(Element and region listings)
..........

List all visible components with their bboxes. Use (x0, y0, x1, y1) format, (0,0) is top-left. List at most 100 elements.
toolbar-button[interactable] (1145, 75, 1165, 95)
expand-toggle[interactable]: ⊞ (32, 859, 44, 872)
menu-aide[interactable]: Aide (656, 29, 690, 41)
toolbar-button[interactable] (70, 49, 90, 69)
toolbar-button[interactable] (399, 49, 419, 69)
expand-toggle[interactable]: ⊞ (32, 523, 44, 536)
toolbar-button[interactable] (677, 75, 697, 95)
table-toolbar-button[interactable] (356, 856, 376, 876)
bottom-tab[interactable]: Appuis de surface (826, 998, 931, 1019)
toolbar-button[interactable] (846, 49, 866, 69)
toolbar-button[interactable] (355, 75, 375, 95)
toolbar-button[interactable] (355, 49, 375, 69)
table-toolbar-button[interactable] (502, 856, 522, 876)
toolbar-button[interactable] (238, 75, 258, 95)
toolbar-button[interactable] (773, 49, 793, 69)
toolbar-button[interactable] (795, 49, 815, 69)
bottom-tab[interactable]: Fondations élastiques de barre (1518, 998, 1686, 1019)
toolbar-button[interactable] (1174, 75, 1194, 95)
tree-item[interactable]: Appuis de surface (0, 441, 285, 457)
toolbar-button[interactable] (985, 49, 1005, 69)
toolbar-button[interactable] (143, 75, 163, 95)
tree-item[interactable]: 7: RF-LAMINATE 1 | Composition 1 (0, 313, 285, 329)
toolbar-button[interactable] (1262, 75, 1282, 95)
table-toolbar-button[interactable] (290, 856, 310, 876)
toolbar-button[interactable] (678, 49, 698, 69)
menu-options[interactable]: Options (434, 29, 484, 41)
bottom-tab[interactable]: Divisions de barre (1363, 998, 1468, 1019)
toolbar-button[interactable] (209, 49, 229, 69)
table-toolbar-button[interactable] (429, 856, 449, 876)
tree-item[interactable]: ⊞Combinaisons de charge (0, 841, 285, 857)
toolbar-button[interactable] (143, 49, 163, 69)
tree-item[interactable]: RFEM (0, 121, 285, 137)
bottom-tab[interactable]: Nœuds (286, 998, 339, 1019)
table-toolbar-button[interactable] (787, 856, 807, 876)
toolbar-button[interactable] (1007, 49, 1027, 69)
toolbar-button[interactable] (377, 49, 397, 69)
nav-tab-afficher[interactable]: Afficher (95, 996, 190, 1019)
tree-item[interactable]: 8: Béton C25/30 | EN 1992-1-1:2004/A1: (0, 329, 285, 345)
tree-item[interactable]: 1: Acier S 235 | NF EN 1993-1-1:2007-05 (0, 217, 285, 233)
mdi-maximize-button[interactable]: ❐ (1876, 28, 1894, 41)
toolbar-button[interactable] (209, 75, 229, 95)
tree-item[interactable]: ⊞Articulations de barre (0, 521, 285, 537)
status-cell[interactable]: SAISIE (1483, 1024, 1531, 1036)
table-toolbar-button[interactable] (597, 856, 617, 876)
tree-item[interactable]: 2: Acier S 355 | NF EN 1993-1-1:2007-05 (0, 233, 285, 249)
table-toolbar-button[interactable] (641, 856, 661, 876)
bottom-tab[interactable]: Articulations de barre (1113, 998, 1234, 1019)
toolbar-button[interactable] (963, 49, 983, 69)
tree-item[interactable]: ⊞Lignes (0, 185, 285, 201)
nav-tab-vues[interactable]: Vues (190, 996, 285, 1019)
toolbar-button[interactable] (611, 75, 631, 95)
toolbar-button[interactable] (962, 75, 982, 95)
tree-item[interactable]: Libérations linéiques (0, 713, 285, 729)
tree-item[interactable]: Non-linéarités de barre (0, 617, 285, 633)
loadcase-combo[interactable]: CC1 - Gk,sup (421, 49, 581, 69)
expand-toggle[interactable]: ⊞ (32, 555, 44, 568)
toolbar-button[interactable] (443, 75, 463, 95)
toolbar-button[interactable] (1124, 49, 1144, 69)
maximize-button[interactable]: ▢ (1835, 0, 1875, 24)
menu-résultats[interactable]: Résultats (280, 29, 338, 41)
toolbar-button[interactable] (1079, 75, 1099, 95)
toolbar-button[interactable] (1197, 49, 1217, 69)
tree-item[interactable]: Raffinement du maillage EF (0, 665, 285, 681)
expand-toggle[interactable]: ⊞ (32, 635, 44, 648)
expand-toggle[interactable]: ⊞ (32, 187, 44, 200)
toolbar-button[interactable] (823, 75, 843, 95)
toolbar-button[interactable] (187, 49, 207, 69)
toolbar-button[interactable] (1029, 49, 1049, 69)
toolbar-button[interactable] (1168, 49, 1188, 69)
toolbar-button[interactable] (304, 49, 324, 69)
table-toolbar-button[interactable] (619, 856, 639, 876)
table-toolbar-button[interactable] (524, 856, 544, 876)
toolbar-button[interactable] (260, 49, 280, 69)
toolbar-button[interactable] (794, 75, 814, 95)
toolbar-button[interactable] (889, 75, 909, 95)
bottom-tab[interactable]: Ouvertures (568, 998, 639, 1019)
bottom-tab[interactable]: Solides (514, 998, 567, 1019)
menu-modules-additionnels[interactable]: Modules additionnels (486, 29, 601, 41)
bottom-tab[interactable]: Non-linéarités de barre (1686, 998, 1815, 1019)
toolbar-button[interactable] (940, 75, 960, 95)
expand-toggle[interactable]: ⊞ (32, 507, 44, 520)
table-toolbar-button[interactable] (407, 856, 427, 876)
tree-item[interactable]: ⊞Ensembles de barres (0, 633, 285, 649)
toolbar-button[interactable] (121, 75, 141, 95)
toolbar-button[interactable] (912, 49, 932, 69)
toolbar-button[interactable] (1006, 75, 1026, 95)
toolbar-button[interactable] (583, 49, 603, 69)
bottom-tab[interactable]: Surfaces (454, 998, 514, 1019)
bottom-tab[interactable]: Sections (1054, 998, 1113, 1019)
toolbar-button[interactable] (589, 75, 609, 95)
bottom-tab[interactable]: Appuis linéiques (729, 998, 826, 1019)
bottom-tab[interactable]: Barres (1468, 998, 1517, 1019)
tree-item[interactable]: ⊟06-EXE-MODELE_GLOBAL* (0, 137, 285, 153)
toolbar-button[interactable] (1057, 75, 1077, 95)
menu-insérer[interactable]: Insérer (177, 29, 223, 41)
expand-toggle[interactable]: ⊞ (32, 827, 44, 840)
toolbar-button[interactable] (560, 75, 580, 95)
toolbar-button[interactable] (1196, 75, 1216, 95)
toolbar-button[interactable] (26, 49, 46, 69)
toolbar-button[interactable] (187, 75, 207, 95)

..........

● **GOAL**: Reproduce all of the lines in these records character for character.

● **WRITTEN SOLUTION**:
List all visible components with their bboxes. Use (x0, y0, x1, y1) format, (0,0) is top-left. List at most 100 elements.
toolbar-button[interactable] (1145, 75, 1165, 95)
expand-toggle[interactable]: ⊞ (32, 859, 44, 872)
menu-aide[interactable]: Aide (656, 29, 690, 41)
toolbar-button[interactable] (70, 49, 90, 69)
toolbar-button[interactable] (399, 49, 419, 69)
expand-toggle[interactable]: ⊞ (32, 523, 44, 536)
toolbar-button[interactable] (677, 75, 697, 95)
table-toolbar-button[interactable] (356, 856, 376, 876)
bottom-tab[interactable]: Appuis de surface (826, 998, 931, 1019)
toolbar-button[interactable] (846, 49, 866, 69)
toolbar-button[interactable] (355, 75, 375, 95)
toolbar-button[interactable] (355, 49, 375, 69)
table-toolbar-button[interactable] (502, 856, 522, 876)
toolbar-button[interactable] (238, 75, 258, 95)
toolbar-button[interactable] (773, 49, 793, 69)
toolbar-button[interactable] (795, 49, 815, 69)
bottom-tab[interactable]: Fondations élastiques de barre (1518, 998, 1686, 1019)
toolbar-button[interactable] (1174, 75, 1194, 95)
tree-item[interactable]: Appuis de surface (0, 441, 285, 457)
toolbar-button[interactable] (985, 49, 1005, 69)
toolbar-button[interactable] (143, 75, 163, 95)
tree-item[interactable]: 7: RF-LAMINATE 1 | Composition 1 (0, 313, 285, 329)
toolbar-button[interactable] (1262, 75, 1282, 95)
table-toolbar-button[interactable] (290, 856, 310, 876)
toolbar-button[interactable] (678, 49, 698, 69)
menu-options[interactable]: Options (434, 29, 484, 41)
bottom-tab[interactable]: Divisions de barre (1363, 998, 1468, 1019)
toolbar-button[interactable] (209, 49, 229, 69)
table-toolbar-button[interactable] (429, 856, 449, 876)
tree-item[interactable]: ⊞Combinaisons de charge (0, 841, 285, 857)
toolbar-button[interactable] (143, 49, 163, 69)
tree-item[interactable]: RFEM (0, 121, 285, 137)
bottom-tab[interactable]: Nœuds (286, 998, 339, 1019)
table-toolbar-button[interactable] (787, 856, 807, 876)
toolbar-button[interactable] (1007, 49, 1027, 69)
toolbar-button[interactable] (377, 49, 397, 69)
nav-tab-afficher[interactable]: Afficher (95, 996, 190, 1019)
tree-item[interactable]: 8: Béton C25/30 | EN 1992-1-1:2004/A1: (0, 329, 285, 345)
tree-item[interactable]: 1: Acier S 235 | NF EN 1993-1-1:2007-05 (0, 217, 285, 233)
mdi-maximize-button[interactable]: ❐ (1876, 28, 1894, 41)
toolbar-button[interactable] (209, 75, 229, 95)
tree-item[interactable]: ⊞Articulations de barre (0, 521, 285, 537)
status-cell[interactable]: SAISIE (1483, 1024, 1531, 1036)
table-toolbar-button[interactable] (597, 856, 617, 876)
tree-item[interactable]: 2: Acier S 355 | NF EN 1993-1-1:2007-05 (0, 233, 285, 249)
table-toolbar-button[interactable] (641, 856, 661, 876)
bottom-tab[interactable]: Articulations de barre (1113, 998, 1234, 1019)
toolbar-button[interactable] (963, 49, 983, 69)
tree-item[interactable]: ⊞Lignes (0, 185, 285, 201)
nav-tab-vues[interactable]: Vues (190, 996, 285, 1019)
toolbar-button[interactable] (611, 75, 631, 95)
toolbar-button[interactable] (962, 75, 982, 95)
tree-item[interactable]: Libérations linéiques (0, 713, 285, 729)
tree-item[interactable]: Non-linéarités de barre (0, 617, 285, 633)
loadcase-combo[interactable]: CC1 - Gk,sup (421, 49, 581, 69)
expand-toggle[interactable]: ⊞ (32, 555, 44, 568)
toolbar-button[interactable] (443, 75, 463, 95)
toolbar-button[interactable] (1124, 49, 1144, 69)
maximize-button[interactable]: ▢ (1835, 0, 1875, 24)
menu-résultats[interactable]: Résultats (280, 29, 338, 41)
toolbar-button[interactable] (1079, 75, 1099, 95)
toolbar-button[interactable] (1197, 49, 1217, 69)
tree-item[interactable]: Raffinement du maillage EF (0, 665, 285, 681)
expand-toggle[interactable]: ⊞ (32, 635, 44, 648)
expand-toggle[interactable]: ⊞ (32, 187, 44, 200)
toolbar-button[interactable] (823, 75, 843, 95)
toolbar-button[interactable] (187, 49, 207, 69)
toolbar-button[interactable] (1029, 49, 1049, 69)
toolbar-button[interactable] (1168, 49, 1188, 69)
toolbar-button[interactable] (304, 49, 324, 69)
table-toolbar-button[interactable] (619, 856, 639, 876)
table-toolbar-button[interactable] (524, 856, 544, 876)
toolbar-button[interactable] (260, 49, 280, 69)
toolbar-button[interactable] (794, 75, 814, 95)
toolbar-button[interactable] (889, 75, 909, 95)
bottom-tab[interactable]: Ouvertures (568, 998, 639, 1019)
bottom-tab[interactable]: Solides (514, 998, 567, 1019)
menu-modules-additionnels[interactable]: Modules additionnels (486, 29, 601, 41)
bottom-tab[interactable]: Non-linéarités de barre (1686, 998, 1815, 1019)
toolbar-button[interactable] (940, 75, 960, 95)
expand-toggle[interactable]: ⊞ (32, 507, 44, 520)
table-toolbar-button[interactable] (407, 856, 427, 876)
tree-item[interactable]: ⊞Ensembles de barres (0, 633, 285, 649)
toolbar-button[interactable] (121, 75, 141, 95)
toolbar-button[interactable] (912, 49, 932, 69)
toolbar-button[interactable] (1006, 75, 1026, 95)
toolbar-button[interactable] (583, 49, 603, 69)
bottom-tab[interactable]: Surfaces (454, 998, 514, 1019)
bottom-tab[interactable]: Sections (1054, 998, 1113, 1019)
toolbar-button[interactable] (589, 75, 609, 95)
bottom-tab[interactable]: Appuis linéiques (729, 998, 826, 1019)
bottom-tab[interactable]: Barres (1468, 998, 1517, 1019)
tree-item[interactable]: ⊟06-EXE-MODELE_GLOBAL* (0, 137, 285, 153)
toolbar-button[interactable] (1057, 75, 1077, 95)
menu-insérer[interactable]: Insérer (177, 29, 223, 41)
expand-toggle[interactable]: ⊞ (32, 827, 44, 840)
toolbar-button[interactable] (560, 75, 580, 95)
toolbar-button[interactable] (1196, 75, 1216, 95)
toolbar-button[interactable] (26, 49, 46, 69)
toolbar-button[interactable] (187, 75, 207, 95)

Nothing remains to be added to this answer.